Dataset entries
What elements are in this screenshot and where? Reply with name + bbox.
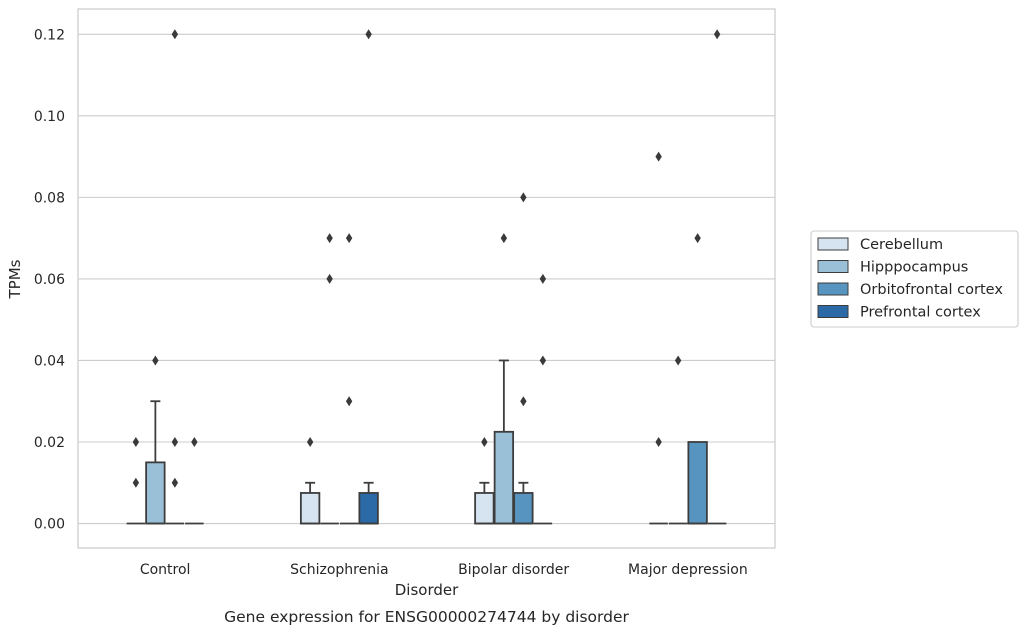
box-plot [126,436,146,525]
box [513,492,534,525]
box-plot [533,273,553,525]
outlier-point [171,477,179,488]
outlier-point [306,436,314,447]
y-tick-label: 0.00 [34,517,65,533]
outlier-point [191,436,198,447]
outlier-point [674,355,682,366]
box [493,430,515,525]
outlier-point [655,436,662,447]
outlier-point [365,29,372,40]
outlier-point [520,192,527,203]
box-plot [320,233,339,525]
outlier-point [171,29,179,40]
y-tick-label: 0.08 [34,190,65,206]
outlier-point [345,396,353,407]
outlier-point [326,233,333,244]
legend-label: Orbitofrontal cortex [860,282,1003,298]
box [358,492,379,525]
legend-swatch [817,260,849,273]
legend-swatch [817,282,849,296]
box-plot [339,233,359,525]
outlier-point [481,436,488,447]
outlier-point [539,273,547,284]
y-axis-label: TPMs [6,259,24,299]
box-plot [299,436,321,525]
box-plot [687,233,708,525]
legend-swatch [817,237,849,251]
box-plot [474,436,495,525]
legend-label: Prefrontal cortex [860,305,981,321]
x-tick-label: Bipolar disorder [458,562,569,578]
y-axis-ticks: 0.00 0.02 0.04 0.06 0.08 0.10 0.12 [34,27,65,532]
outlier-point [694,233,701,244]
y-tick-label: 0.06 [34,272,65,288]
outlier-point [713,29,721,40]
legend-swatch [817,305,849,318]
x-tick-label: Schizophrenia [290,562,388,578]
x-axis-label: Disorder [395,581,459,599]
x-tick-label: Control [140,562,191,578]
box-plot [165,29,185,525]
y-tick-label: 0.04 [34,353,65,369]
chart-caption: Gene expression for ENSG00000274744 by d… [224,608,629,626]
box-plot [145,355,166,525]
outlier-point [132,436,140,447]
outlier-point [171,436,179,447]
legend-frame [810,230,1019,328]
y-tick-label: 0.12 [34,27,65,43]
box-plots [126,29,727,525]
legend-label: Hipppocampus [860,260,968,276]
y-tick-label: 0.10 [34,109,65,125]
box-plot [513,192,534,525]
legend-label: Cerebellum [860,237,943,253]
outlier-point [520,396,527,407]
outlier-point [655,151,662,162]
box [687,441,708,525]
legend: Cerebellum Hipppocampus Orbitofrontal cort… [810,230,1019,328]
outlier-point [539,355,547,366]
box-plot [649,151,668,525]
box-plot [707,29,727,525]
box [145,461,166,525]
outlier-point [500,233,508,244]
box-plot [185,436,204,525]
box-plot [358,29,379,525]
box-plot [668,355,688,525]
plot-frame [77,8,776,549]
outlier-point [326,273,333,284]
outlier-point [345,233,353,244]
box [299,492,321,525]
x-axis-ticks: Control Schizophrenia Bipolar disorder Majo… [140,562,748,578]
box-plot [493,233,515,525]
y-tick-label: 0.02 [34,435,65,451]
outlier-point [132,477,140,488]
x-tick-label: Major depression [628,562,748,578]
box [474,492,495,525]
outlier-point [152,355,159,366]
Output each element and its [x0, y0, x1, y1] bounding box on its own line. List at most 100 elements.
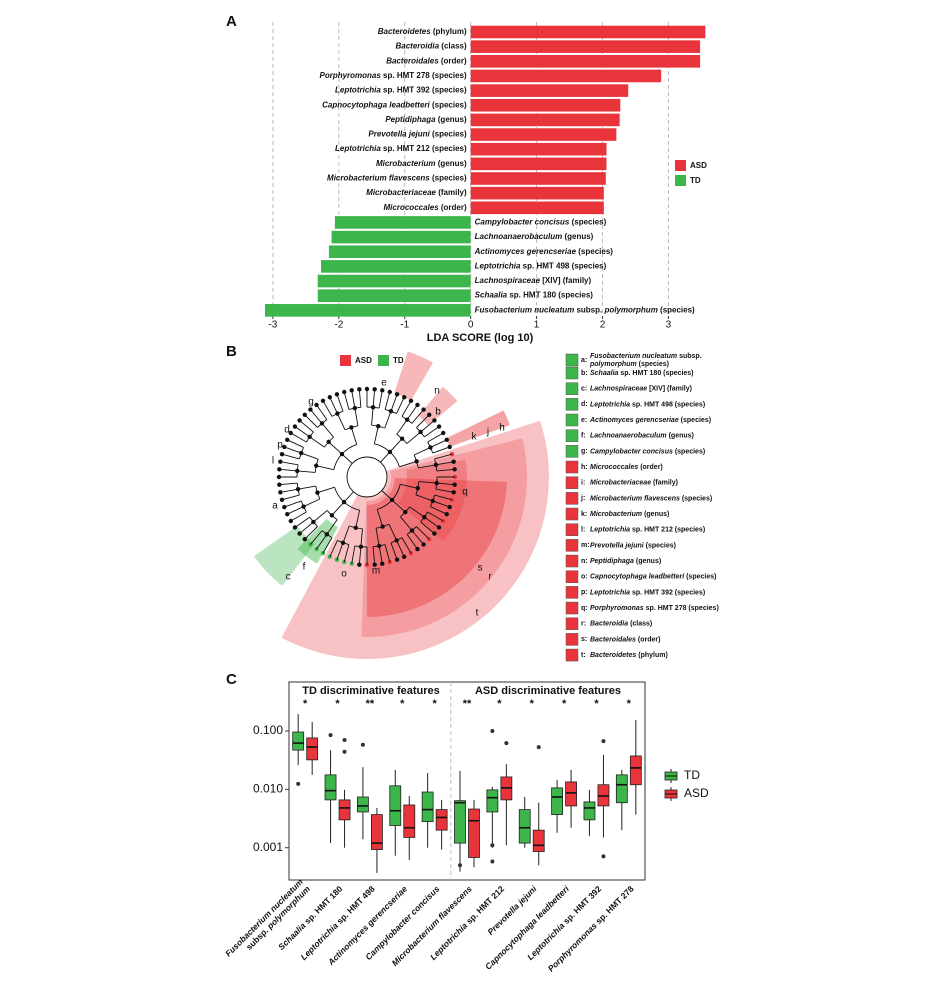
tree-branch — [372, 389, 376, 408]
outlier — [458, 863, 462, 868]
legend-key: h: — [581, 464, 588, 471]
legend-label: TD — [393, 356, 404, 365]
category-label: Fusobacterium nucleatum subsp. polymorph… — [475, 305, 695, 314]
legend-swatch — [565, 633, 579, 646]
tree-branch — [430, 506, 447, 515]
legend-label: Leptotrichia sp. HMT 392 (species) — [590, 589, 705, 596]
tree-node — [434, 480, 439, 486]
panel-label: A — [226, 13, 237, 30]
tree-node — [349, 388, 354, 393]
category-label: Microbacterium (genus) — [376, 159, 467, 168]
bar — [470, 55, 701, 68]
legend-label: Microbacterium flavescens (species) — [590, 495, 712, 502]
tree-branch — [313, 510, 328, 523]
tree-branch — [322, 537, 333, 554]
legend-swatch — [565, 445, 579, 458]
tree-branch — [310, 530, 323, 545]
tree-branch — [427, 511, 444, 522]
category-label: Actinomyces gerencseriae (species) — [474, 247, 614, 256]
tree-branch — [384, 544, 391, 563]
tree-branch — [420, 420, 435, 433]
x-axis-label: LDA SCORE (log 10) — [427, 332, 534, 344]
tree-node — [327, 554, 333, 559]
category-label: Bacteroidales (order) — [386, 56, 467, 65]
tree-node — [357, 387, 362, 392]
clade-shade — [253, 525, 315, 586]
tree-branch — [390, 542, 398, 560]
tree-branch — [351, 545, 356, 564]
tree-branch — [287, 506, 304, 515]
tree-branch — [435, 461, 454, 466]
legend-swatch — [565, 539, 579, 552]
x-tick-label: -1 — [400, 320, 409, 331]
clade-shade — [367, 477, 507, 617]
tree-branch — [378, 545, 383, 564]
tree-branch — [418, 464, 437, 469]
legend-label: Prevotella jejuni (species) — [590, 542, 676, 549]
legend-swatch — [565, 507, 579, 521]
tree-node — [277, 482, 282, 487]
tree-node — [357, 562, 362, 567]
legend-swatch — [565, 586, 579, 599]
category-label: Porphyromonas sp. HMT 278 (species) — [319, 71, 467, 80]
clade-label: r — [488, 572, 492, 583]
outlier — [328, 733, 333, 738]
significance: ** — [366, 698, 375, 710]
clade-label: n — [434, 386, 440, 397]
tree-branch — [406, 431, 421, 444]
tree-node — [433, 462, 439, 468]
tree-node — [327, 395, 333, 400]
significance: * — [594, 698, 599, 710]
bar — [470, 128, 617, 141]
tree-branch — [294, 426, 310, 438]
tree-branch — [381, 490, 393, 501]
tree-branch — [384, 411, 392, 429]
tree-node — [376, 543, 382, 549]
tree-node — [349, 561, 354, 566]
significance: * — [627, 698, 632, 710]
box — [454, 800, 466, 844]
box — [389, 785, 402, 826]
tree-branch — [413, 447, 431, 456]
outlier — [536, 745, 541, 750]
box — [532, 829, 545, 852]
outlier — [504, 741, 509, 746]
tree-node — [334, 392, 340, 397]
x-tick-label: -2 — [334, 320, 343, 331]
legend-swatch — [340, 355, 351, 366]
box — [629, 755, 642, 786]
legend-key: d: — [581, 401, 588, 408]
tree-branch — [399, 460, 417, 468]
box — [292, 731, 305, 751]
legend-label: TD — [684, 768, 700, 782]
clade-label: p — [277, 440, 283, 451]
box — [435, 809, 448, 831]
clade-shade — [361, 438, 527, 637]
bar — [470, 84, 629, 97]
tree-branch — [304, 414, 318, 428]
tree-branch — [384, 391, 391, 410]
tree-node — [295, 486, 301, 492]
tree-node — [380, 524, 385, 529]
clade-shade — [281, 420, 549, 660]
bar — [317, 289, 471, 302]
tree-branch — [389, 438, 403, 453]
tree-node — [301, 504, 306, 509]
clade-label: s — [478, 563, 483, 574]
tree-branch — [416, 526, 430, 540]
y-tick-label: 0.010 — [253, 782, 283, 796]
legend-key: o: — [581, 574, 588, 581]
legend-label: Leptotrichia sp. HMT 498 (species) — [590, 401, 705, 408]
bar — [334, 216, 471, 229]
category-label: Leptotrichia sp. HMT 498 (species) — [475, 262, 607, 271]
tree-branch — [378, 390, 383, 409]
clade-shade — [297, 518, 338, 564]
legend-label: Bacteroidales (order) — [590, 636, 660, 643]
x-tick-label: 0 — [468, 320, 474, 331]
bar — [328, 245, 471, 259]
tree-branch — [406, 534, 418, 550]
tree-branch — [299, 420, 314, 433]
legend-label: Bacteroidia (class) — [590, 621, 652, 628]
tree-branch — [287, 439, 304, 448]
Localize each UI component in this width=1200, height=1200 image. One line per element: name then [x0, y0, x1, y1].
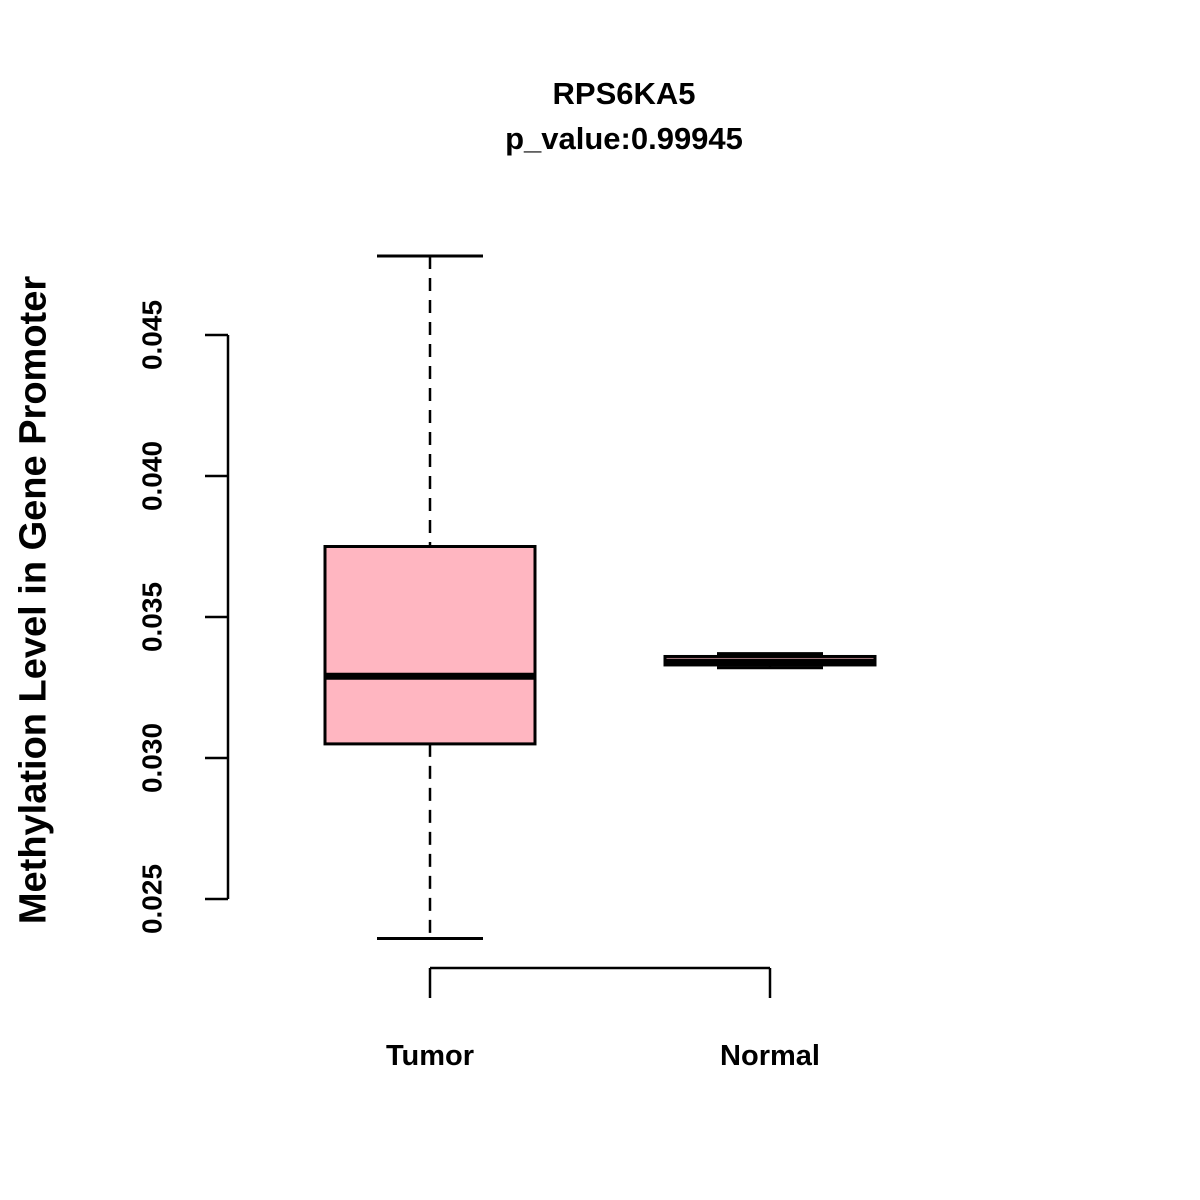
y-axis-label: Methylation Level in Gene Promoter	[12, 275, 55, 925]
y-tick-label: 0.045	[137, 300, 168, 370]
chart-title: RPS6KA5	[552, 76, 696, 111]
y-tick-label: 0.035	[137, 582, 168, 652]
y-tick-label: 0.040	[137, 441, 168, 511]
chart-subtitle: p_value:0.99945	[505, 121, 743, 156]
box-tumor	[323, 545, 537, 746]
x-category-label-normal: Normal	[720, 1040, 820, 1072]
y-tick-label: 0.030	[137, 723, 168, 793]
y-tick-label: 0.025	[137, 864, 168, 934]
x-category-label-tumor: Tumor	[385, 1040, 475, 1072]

### To do
What you set down should be exactly the lines from the line containing "Localize each UI" to the last line of the entries above, both included, with no pictures.

### Worked solution
Localize each UI component in this width=1200, height=1200 image. One line per element: name then [x0, y0, x1, y1].
y-axis-label: Methylation Level in Gene Promoter	[12, 275, 55, 925]
y-tick-label: 0.045	[137, 300, 168, 370]
chart-title: RPS6KA5	[552, 76, 696, 111]
y-tick-label: 0.035	[137, 582, 168, 652]
y-tick-label: 0.040	[137, 441, 168, 511]
chart-subtitle: p_value:0.99945	[505, 121, 743, 156]
box-tumor	[323, 545, 537, 746]
x-category-label-normal: Normal	[720, 1040, 820, 1072]
y-tick-label: 0.030	[137, 723, 168, 793]
y-tick-label: 0.025	[137, 864, 168, 934]
x-category-label-tumor: Tumor	[385, 1040, 475, 1072]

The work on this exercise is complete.